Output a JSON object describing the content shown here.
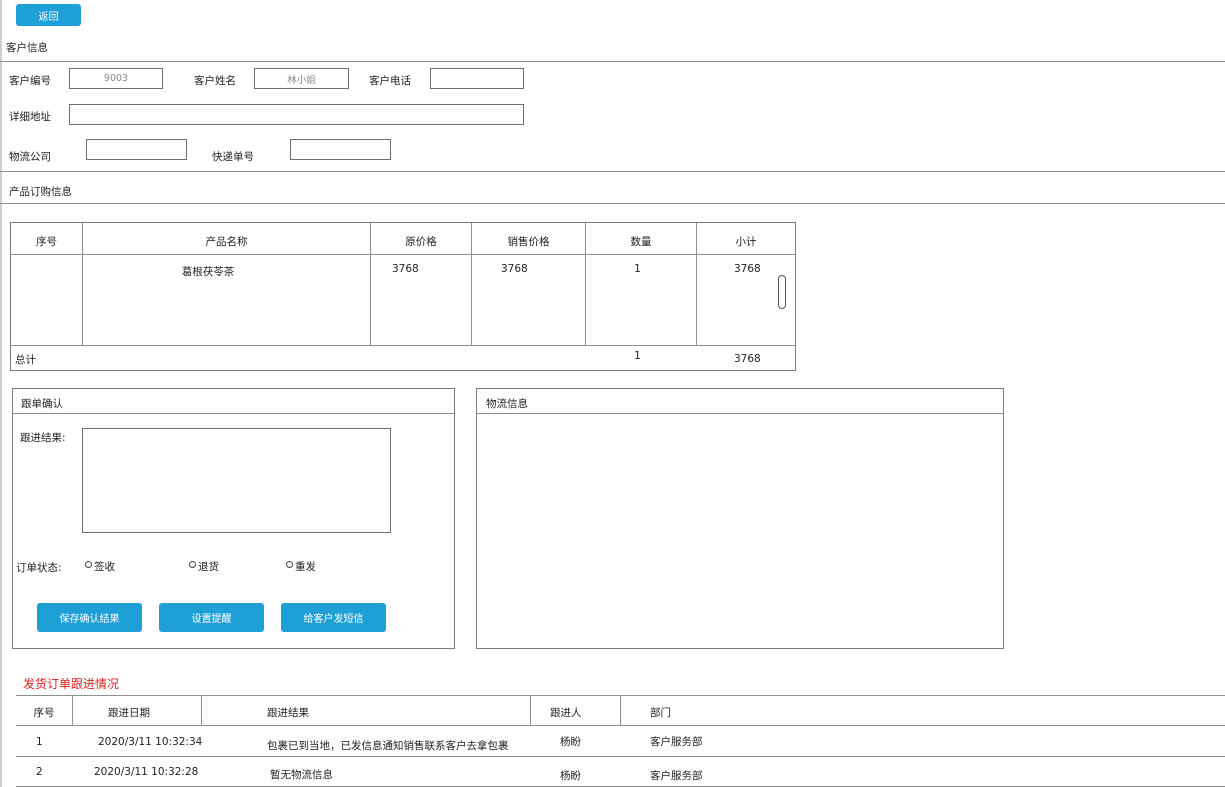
{
  "top": {
    "back_label": "返回"
  },
  "customer": {
    "section_title": "客户信息",
    "id_label": "客户编号",
    "id_value": "9003",
    "name_label": "客户姓名",
    "name_value": "林小姐",
    "phone_label": "客户电话",
    "phone_value": "",
    "address_label": "详细地址",
    "address_value": "",
    "logistics_label": "物流公司",
    "logistics_value": "",
    "tracking_label": "快递单号",
    "tracking_value": ""
  },
  "order": {
    "section_title": "产品订购信息",
    "headers": [
      "序号",
      "产品名称",
      "原价格",
      "销售价格",
      "数量",
      "小计"
    ],
    "rows": [
      {
        "index": "",
        "name": "葛根茯苓茶",
        "original_price": "3768",
        "sale_price": "3768",
        "quantity": "1",
        "subtotal": "3768"
      }
    ],
    "total_label": "总计",
    "total_quantity": "1",
    "total_amount": "3768"
  },
  "followup": {
    "panel_title": "跟单确认",
    "result_label": "跟进结果:",
    "result_value": "",
    "status_label": "订单状态:",
    "status_options": [
      "签收",
      "退货",
      "重发"
    ],
    "save_label": "保存确认结果",
    "reminder_label": "设置提醒",
    "sms_label": "给客户发短信"
  },
  "logistics_panel": {
    "title": "物流信息"
  },
  "history": {
    "title": "发货订单跟进情况",
    "title_color": "#e02020",
    "headers": [
      "序号",
      "跟进日期",
      "跟进结果",
      "跟进人",
      "部门"
    ],
    "rows": [
      {
        "index": "1",
        "date": "2020/3/11 10:32:34",
        "result": "包裹已到当地，已发信息通知销售联系客户去拿包裹",
        "person": "杨盼",
        "dept": "客户服务部"
      },
      {
        "index": "2",
        "date": "2020/3/11 10:32:28",
        "result": "暂无物流信息",
        "person": "杨盼",
        "dept": "客户服务部"
      }
    ]
  },
  "colors": {
    "accent": "#1e9fd6"
  }
}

GIVEN EXERCISE -> Each record above should be copied character for character, with pictures dropped.

FINAL RESULT ->
Output a JSON object describing the content shown here.
{
  "top": {
    "back_label": "返回"
  },
  "customer": {
    "section_title": "客户信息",
    "id_label": "客户编号",
    "id_value": "9003",
    "name_label": "客户姓名",
    "name_value": "林小姐",
    "phone_label": "客户电话",
    "phone_value": "",
    "address_label": "详细地址",
    "address_value": "",
    "logistics_label": "物流公司",
    "logistics_value": "",
    "tracking_label": "快递单号",
    "tracking_value": ""
  },
  "order": {
    "section_title": "产品订购信息",
    "headers": [
      "序号",
      "产品名称",
      "原价格",
      "销售价格",
      "数量",
      "小计"
    ],
    "rows": [
      {
        "index": "",
        "name": "葛根茯苓茶",
        "original_price": "3768",
        "sale_price": "3768",
        "quantity": "1",
        "subtotal": "3768"
      }
    ],
    "total_label": "总计",
    "total_quantity": "1",
    "total_amount": "3768"
  },
  "followup": {
    "panel_title": "跟单确认",
    "result_label": "跟进结果:",
    "result_value": "",
    "status_label": "订单状态:",
    "status_options": [
      "签收",
      "退货",
      "重发"
    ],
    "save_label": "保存确认结果",
    "reminder_label": "设置提醒",
    "sms_label": "给客户发短信"
  },
  "logistics_panel": {
    "title": "物流信息"
  },
  "history": {
    "title": "发货订单跟进情况",
    "title_color": "#e02020",
    "headers": [
      "序号",
      "跟进日期",
      "跟进结果",
      "跟进人",
      "部门"
    ],
    "rows": [
      {
        "index": "1",
        "date": "2020/3/11 10:32:34",
        "result": "包裹已到当地，已发信息通知销售联系客户去拿包裹",
        "person": "杨盼",
        "dept": "客户服务部"
      },
      {
        "index": "2",
        "date": "2020/3/11 10:32:28",
        "result": "暂无物流信息",
        "person": "杨盼",
        "dept": "客户服务部"
      }
    ]
  },
  "colors": {
    "accent": "#1e9fd6"
  }
}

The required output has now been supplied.